[Begin]

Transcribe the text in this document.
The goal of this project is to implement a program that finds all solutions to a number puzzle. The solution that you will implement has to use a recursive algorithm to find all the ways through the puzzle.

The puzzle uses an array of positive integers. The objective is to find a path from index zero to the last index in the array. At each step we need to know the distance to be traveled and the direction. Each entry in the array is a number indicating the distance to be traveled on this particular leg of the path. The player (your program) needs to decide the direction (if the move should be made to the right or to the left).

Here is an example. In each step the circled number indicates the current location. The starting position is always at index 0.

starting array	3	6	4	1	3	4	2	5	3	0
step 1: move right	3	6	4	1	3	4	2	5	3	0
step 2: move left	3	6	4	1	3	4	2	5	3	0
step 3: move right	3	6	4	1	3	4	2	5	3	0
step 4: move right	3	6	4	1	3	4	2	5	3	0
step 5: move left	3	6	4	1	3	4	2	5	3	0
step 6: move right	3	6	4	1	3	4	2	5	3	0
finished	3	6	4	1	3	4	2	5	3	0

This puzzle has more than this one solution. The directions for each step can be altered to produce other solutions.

[End]
[Begin]

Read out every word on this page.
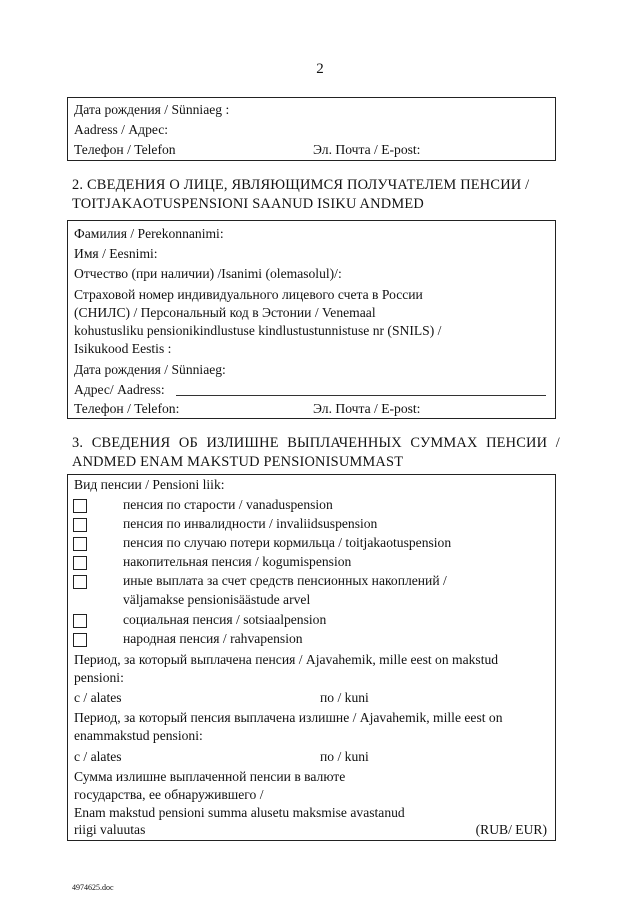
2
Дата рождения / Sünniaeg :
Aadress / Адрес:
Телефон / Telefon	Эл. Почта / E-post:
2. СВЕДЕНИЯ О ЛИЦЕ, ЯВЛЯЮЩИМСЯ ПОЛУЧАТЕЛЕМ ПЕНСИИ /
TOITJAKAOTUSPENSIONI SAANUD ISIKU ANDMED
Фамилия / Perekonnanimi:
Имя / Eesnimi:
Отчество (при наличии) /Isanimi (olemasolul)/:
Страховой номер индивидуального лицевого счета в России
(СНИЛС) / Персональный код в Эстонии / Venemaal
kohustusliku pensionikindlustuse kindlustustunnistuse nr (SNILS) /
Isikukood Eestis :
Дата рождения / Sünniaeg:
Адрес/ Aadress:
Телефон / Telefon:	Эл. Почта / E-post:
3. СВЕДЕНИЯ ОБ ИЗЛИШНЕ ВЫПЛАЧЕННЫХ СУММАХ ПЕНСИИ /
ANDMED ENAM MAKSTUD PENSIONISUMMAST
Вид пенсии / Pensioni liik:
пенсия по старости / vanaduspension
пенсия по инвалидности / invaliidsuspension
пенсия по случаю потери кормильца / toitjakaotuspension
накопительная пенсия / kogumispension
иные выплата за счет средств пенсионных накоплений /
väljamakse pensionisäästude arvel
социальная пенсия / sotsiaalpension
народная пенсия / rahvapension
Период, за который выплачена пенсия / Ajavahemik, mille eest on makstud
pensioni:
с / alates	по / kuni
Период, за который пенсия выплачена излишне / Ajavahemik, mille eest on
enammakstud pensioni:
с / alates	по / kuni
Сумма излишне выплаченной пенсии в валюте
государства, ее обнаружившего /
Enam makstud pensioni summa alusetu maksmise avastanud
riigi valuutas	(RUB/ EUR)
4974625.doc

[End]

**Task requirements:** In the entries above, find the lines containing the word "Ajavahemik" and say how many there are, with no other words.

**Answer for this exercise:** 2